[JOB] Give the number of lines in the records below that include "costs", and nothing more.

[ENTRIES SUPPLIED]

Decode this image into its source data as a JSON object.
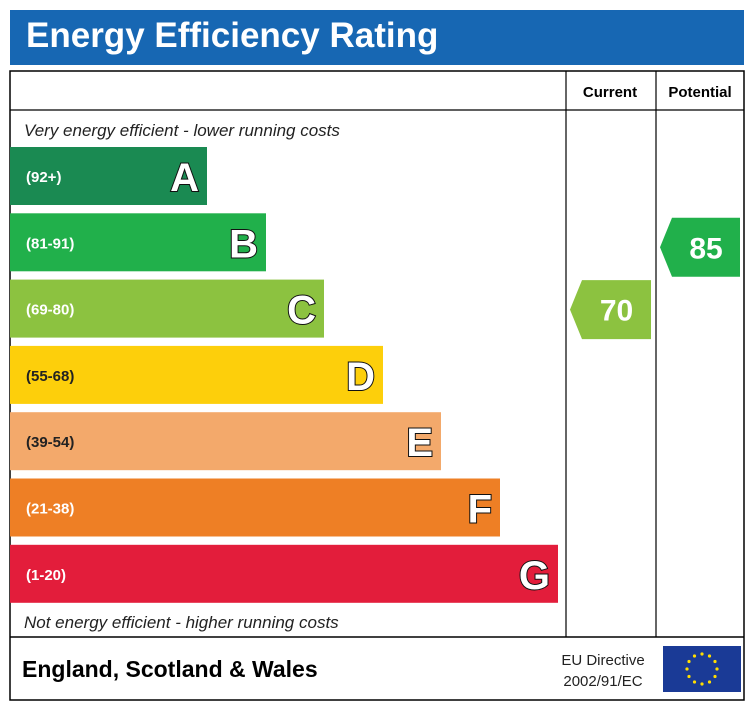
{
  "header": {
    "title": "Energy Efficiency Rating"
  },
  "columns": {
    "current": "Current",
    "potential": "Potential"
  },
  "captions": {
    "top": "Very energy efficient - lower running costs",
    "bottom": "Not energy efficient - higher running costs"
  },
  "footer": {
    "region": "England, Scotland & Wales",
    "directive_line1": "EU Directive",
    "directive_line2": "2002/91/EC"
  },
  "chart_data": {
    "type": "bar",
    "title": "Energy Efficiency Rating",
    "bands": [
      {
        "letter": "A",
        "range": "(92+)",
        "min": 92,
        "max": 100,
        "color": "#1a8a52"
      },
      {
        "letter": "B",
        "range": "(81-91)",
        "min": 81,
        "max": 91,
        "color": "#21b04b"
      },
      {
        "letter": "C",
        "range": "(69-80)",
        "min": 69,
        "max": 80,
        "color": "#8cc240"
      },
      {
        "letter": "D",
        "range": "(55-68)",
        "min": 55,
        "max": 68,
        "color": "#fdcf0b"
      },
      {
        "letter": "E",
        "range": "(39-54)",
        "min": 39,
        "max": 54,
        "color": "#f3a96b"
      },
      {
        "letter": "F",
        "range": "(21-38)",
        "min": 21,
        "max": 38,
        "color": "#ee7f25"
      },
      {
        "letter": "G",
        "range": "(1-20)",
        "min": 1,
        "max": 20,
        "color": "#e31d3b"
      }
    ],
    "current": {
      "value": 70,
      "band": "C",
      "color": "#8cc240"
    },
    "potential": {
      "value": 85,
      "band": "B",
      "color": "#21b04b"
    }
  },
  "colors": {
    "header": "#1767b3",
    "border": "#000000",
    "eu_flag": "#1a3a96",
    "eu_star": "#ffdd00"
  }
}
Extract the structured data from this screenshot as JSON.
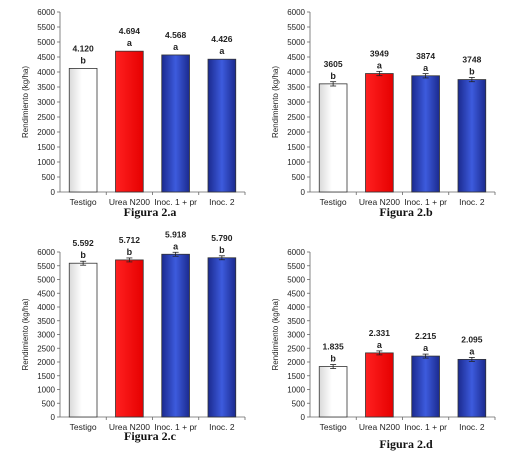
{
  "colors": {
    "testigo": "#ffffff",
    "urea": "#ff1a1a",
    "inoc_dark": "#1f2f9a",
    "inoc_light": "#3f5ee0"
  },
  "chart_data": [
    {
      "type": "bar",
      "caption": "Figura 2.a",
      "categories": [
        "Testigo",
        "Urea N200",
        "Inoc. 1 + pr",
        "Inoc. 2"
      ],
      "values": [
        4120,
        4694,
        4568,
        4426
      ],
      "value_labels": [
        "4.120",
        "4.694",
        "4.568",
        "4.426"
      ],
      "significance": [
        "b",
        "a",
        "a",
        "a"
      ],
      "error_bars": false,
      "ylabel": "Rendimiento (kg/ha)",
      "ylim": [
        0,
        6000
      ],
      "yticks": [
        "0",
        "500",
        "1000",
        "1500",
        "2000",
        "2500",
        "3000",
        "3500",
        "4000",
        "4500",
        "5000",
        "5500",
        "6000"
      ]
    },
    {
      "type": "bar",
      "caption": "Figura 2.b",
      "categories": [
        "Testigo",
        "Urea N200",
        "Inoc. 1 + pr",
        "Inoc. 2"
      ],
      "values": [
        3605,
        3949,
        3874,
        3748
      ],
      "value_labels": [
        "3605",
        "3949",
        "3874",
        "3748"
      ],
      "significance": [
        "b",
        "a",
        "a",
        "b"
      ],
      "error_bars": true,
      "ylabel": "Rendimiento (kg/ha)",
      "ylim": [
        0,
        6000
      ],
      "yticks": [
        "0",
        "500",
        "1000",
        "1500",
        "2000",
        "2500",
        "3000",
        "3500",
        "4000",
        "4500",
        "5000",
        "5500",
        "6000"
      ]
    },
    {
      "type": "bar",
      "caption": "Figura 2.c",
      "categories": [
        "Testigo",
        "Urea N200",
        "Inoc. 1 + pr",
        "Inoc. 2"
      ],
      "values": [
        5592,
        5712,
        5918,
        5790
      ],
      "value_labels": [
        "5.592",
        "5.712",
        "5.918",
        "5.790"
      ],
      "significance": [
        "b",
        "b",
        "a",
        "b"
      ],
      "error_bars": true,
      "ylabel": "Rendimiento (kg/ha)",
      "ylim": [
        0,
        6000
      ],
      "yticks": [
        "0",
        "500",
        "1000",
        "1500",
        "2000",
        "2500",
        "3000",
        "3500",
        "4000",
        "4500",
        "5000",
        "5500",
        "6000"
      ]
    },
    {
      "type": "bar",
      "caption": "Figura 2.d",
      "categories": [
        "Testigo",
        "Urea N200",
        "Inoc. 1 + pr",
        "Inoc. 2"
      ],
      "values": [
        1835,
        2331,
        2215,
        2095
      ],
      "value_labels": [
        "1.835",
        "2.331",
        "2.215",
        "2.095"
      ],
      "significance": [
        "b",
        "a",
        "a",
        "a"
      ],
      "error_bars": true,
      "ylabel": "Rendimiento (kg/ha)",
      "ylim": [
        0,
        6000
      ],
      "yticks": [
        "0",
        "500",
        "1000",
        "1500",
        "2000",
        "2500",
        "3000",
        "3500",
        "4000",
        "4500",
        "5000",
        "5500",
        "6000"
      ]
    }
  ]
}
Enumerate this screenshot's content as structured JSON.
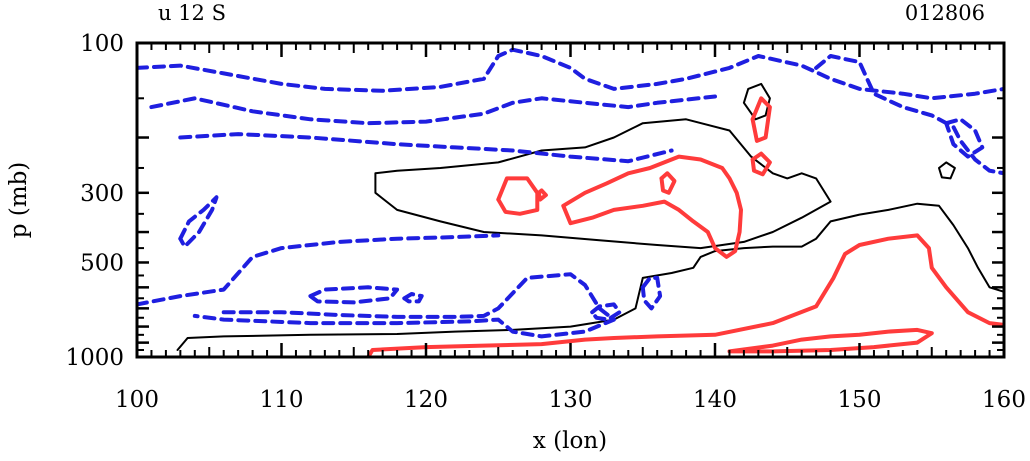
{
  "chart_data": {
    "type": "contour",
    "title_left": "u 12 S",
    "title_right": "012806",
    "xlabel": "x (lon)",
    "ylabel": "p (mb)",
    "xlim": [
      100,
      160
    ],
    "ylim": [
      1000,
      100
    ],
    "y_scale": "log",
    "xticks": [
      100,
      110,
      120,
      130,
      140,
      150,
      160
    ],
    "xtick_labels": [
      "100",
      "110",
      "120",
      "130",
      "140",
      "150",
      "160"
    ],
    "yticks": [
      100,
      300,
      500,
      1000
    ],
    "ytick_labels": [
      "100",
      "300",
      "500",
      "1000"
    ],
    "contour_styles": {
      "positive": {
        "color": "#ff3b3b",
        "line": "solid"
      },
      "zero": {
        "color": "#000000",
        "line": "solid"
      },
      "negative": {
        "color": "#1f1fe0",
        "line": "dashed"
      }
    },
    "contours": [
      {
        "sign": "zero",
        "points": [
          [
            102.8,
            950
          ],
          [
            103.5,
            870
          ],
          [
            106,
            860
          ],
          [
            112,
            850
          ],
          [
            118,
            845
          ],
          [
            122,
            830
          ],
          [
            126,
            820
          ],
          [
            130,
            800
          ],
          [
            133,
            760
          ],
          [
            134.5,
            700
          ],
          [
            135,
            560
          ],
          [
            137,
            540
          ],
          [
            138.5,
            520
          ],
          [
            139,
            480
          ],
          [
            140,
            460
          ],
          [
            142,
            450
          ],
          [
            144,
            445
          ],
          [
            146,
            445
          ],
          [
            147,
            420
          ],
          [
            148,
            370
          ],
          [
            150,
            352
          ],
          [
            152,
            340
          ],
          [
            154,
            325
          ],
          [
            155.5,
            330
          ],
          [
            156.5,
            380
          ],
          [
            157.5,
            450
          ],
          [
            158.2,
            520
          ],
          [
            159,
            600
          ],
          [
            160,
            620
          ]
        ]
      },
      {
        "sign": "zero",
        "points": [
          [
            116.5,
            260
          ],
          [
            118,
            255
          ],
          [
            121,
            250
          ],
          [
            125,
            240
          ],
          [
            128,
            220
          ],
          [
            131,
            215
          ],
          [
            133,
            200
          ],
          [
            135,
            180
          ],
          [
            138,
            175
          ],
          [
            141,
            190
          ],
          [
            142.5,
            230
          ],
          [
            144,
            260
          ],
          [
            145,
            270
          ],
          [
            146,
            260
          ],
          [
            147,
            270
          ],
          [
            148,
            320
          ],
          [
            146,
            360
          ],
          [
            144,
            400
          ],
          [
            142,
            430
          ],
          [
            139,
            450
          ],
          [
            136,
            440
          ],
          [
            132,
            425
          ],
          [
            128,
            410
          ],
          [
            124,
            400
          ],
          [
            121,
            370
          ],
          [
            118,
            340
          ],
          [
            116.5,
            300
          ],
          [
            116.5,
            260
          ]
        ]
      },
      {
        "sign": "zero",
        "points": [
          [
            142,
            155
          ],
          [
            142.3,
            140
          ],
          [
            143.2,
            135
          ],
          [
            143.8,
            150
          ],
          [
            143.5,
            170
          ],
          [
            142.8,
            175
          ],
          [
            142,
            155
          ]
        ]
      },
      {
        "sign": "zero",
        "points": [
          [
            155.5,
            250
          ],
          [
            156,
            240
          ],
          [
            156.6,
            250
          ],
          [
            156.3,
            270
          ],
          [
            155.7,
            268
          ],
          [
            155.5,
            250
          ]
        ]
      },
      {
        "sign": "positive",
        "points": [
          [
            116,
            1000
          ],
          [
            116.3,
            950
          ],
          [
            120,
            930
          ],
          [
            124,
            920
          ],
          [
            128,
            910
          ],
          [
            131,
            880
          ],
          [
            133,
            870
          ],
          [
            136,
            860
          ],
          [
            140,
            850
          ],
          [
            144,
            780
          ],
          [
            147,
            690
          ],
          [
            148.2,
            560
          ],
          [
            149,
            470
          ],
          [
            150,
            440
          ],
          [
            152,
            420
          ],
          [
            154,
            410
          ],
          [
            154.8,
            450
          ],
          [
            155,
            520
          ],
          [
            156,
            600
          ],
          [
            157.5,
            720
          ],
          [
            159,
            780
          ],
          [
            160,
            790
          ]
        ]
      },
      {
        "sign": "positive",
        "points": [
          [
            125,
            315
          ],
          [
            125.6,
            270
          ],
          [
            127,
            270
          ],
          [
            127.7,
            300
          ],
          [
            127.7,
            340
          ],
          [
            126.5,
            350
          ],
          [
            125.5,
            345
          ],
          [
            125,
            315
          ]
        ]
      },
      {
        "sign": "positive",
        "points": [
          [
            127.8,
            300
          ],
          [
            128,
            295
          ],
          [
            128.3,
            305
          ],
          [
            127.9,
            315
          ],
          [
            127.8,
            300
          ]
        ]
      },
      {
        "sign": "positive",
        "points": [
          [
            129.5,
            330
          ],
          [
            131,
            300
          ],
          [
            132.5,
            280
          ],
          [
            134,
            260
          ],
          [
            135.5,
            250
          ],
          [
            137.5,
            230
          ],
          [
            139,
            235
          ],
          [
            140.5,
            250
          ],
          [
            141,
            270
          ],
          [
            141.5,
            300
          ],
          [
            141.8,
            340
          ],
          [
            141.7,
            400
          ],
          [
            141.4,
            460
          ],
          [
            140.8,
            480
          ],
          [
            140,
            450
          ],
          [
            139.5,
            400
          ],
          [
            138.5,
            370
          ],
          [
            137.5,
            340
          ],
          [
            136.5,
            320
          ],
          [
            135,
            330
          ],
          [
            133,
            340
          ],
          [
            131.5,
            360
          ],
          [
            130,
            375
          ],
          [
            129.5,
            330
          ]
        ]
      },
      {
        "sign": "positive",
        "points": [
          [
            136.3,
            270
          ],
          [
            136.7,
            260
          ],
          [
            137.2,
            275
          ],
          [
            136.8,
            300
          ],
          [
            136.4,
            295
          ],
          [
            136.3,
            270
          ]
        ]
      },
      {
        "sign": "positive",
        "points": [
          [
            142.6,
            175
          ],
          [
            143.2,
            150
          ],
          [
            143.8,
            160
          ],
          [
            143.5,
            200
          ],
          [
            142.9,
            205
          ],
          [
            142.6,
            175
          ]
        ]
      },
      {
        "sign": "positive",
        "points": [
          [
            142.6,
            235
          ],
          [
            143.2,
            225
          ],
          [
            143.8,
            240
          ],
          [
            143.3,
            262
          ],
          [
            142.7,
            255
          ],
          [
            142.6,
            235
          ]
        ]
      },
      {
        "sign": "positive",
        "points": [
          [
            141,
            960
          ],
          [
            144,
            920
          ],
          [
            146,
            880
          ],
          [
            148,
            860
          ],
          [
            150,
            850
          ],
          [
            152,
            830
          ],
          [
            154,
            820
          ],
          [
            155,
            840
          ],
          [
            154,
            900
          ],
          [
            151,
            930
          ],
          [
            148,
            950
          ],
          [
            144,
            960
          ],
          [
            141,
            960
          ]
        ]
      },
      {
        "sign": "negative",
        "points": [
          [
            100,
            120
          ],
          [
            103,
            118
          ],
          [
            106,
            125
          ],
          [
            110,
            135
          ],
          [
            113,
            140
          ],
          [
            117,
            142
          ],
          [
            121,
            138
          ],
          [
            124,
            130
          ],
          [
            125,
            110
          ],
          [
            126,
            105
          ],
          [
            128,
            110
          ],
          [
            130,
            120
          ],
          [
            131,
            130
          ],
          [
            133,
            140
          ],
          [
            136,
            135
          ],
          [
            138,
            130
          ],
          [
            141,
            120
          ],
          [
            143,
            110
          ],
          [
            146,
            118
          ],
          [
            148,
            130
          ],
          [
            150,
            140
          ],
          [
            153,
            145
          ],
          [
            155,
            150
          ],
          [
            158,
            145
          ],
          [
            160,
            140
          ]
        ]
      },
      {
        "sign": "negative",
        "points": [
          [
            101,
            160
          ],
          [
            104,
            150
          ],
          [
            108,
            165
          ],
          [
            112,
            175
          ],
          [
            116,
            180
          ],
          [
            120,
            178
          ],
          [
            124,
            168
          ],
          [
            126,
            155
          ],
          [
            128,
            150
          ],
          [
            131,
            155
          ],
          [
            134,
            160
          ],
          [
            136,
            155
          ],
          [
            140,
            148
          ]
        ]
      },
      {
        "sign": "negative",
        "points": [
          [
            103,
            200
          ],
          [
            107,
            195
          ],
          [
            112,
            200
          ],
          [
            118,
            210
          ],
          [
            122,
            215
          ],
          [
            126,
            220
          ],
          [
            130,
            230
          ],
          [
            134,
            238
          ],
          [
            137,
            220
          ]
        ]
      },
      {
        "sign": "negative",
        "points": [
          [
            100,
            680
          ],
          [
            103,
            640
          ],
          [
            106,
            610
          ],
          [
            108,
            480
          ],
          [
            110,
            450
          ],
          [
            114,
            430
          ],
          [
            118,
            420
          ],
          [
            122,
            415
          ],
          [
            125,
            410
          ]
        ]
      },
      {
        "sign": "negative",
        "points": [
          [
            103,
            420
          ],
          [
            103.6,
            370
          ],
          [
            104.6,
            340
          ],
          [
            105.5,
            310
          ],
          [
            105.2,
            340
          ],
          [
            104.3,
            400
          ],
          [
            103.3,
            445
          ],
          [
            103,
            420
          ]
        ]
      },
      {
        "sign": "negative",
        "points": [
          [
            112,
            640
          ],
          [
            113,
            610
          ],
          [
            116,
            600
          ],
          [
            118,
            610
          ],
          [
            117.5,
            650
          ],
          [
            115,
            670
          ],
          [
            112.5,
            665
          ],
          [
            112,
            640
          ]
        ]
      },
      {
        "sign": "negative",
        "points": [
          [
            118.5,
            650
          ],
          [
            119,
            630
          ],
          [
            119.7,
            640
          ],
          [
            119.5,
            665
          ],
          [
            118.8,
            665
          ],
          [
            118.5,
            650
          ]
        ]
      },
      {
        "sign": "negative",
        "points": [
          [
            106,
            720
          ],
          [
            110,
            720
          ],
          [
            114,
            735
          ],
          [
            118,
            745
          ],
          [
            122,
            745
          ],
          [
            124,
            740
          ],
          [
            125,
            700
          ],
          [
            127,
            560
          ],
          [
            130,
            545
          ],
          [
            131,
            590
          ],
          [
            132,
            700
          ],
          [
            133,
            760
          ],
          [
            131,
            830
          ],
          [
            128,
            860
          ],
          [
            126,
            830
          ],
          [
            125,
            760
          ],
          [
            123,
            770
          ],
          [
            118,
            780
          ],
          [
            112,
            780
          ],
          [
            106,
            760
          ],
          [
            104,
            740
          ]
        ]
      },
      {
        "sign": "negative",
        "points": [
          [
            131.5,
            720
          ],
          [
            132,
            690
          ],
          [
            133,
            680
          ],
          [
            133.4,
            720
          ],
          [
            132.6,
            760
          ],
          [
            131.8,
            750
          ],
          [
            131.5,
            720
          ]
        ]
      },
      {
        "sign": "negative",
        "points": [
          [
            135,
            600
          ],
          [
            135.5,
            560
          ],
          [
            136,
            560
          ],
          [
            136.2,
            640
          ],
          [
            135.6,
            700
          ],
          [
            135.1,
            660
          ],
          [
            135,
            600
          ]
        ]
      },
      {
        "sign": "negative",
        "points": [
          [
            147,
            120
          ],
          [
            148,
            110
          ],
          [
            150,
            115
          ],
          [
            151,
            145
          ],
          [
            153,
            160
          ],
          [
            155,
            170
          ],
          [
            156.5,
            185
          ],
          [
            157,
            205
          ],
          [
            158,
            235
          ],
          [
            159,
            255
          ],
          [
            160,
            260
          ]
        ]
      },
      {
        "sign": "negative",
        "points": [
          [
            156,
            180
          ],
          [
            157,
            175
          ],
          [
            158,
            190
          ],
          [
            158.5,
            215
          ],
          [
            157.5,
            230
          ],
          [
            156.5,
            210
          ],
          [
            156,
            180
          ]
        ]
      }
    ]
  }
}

[ANSWER] 2